* [WHAT IS REQUIRED]: Only lines holding the word "minus" should be copied from the material.
——
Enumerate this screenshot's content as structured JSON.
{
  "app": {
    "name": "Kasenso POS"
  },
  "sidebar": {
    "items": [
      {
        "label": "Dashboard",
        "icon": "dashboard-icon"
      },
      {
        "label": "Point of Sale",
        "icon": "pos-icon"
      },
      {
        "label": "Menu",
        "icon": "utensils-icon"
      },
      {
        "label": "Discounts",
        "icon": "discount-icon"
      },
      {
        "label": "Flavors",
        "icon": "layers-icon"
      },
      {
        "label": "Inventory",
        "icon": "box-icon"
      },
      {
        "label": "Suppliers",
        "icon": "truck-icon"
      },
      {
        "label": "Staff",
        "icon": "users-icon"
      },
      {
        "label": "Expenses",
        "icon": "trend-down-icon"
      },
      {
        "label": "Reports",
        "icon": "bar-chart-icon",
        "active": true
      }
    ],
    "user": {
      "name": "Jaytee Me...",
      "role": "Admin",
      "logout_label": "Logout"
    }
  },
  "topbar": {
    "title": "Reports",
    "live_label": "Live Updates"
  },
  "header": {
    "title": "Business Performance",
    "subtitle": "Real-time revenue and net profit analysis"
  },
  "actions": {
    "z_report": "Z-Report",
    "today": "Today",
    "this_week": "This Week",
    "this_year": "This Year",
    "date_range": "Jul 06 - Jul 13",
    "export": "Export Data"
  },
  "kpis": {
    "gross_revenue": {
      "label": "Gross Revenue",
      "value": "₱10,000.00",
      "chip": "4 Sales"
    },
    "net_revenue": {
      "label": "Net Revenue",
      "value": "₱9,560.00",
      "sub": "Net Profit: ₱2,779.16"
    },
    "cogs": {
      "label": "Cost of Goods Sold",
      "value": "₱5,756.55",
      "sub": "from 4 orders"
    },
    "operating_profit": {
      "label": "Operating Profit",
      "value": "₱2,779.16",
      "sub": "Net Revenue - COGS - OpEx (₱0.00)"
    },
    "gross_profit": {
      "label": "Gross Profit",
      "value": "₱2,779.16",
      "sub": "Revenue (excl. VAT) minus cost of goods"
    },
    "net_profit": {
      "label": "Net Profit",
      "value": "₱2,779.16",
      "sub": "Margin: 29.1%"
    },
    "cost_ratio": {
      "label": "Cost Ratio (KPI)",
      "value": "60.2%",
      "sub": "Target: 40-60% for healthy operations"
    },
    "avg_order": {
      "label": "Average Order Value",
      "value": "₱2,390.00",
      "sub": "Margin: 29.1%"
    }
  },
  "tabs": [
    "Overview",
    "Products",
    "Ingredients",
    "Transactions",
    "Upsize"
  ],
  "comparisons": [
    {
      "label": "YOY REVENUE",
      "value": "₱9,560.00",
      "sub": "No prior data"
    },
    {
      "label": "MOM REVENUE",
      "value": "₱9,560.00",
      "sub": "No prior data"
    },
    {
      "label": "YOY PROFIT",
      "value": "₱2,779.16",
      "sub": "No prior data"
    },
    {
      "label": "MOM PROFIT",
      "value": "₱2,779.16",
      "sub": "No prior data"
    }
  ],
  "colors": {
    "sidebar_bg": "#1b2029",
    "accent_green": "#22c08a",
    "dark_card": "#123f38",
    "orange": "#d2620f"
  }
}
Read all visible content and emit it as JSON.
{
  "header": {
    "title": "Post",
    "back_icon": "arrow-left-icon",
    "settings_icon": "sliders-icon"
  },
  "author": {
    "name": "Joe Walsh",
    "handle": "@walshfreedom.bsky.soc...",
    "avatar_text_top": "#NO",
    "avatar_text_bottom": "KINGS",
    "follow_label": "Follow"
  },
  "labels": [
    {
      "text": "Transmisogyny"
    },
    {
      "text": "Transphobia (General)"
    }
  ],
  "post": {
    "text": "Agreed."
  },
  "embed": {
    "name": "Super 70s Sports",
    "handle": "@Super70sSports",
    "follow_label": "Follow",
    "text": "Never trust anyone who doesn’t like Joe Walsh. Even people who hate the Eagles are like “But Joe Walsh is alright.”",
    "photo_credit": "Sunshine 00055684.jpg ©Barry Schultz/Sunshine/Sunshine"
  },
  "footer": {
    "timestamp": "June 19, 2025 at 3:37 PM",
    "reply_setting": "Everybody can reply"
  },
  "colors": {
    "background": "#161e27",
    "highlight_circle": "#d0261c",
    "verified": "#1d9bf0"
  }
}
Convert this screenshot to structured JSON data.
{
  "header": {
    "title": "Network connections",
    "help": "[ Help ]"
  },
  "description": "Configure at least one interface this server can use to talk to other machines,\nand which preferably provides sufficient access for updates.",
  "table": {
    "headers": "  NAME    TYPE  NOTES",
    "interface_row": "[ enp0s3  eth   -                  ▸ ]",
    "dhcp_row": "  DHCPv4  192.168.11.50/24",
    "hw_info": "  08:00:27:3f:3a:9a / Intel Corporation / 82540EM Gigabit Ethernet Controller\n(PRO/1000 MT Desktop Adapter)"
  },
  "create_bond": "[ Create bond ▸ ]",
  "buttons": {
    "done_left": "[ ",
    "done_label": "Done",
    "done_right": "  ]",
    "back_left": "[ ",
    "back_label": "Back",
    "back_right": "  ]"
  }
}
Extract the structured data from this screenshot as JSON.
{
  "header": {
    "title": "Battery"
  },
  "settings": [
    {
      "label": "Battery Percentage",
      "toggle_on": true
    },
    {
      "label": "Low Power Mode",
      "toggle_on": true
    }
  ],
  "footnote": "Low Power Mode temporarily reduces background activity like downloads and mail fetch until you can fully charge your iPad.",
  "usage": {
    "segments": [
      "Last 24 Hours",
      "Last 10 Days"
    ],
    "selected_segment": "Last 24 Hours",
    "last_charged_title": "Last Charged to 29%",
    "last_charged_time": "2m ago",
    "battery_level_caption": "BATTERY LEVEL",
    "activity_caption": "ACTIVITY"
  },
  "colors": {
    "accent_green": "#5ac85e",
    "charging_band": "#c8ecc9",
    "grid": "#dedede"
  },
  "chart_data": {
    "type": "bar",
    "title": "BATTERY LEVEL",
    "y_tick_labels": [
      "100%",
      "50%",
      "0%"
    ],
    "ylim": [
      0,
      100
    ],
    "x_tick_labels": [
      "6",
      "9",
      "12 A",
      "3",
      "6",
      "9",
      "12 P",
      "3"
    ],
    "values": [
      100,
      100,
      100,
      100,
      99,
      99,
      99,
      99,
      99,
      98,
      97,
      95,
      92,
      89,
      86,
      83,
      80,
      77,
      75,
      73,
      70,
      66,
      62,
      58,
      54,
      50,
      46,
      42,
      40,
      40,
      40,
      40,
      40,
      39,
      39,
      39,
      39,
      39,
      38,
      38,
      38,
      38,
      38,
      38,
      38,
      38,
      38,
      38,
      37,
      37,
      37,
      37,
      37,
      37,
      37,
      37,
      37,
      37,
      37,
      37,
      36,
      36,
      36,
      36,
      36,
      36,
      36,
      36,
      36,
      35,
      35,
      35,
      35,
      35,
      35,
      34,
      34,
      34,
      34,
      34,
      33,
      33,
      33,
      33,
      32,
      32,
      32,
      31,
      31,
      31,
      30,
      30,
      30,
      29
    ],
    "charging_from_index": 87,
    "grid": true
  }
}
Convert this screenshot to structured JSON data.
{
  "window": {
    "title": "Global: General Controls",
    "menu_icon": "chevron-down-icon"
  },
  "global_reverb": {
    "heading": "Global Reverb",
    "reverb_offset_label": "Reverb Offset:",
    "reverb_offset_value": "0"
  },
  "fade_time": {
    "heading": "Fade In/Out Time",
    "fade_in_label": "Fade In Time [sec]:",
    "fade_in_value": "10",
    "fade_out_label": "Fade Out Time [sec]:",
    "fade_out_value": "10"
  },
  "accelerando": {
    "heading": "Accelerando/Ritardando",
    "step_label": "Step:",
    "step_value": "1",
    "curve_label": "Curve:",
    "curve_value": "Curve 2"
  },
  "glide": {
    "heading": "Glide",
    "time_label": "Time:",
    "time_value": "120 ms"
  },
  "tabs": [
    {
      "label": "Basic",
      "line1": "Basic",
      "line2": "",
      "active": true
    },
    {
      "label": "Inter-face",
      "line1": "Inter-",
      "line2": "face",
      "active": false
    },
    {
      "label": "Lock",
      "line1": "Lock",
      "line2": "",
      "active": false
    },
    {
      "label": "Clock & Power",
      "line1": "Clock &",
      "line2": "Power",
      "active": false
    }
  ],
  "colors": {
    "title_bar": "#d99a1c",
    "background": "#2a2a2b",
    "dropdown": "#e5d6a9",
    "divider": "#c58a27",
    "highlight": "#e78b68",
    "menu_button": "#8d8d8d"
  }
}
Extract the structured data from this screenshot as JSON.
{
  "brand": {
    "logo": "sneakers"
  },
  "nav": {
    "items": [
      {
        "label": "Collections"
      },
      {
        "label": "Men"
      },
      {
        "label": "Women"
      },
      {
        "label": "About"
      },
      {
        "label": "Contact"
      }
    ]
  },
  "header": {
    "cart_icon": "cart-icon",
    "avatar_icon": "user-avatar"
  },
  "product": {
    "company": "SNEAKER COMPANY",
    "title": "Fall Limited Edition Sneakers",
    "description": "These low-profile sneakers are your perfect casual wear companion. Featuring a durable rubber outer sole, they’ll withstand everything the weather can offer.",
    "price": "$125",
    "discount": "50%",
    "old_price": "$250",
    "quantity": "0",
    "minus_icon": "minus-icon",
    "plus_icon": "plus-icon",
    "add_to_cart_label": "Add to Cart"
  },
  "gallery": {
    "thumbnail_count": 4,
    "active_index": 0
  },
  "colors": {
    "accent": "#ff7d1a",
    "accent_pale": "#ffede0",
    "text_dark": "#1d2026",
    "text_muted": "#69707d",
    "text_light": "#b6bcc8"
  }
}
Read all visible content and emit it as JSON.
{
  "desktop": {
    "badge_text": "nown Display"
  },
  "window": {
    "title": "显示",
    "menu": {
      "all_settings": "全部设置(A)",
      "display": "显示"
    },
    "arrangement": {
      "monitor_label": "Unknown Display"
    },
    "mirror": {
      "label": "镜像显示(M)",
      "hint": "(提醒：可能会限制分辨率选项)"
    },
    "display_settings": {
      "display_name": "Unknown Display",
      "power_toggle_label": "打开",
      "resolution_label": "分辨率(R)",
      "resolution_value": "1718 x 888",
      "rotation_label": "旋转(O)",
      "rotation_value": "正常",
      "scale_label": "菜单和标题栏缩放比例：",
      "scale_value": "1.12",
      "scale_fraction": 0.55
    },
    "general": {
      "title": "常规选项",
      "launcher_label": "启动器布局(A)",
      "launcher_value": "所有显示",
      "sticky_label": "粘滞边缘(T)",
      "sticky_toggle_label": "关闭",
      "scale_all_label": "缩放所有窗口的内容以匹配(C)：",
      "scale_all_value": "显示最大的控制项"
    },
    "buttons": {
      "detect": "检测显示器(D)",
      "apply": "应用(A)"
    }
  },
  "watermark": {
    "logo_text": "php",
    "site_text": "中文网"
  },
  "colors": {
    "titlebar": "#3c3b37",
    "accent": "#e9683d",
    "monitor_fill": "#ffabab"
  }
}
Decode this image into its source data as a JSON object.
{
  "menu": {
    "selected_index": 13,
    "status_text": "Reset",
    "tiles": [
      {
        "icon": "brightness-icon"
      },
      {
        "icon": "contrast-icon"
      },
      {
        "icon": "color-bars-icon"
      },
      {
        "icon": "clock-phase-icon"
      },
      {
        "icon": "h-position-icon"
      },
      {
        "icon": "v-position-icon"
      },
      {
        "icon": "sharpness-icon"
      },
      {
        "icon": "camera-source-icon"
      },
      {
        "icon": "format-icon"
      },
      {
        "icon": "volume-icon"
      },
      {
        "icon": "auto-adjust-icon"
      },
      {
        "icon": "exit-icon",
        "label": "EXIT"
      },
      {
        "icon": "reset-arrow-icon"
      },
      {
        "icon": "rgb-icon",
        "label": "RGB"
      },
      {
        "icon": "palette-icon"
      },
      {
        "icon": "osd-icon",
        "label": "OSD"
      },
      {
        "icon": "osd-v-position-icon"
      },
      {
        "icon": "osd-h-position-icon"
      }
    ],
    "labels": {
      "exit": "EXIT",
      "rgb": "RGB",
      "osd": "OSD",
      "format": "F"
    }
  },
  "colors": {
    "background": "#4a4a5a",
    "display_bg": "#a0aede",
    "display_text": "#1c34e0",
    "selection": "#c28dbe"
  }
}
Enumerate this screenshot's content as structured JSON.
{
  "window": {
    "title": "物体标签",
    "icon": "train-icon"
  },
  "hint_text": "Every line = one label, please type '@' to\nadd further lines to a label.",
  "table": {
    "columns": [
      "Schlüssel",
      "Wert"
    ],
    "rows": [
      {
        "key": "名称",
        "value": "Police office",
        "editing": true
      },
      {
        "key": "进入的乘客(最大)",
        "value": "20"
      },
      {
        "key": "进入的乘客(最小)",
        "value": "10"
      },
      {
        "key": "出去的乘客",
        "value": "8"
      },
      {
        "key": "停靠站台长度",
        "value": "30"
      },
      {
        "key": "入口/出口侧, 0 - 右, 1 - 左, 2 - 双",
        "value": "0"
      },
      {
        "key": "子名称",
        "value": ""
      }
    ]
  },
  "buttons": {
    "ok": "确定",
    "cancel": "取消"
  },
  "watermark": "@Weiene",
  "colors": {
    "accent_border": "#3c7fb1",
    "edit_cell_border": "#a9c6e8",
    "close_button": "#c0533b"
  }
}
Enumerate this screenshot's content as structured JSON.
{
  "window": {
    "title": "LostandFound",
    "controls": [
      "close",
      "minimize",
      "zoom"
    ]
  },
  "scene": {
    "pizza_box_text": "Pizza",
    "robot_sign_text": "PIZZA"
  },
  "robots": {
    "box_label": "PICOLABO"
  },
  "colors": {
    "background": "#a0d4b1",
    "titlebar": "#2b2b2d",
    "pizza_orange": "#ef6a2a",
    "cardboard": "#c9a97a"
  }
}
——
* [COMPLETED EXERCISE]:
      "sub": "Revenue (excl. VAT) minus cost of goods"
    "minus_icon": "minus-icon",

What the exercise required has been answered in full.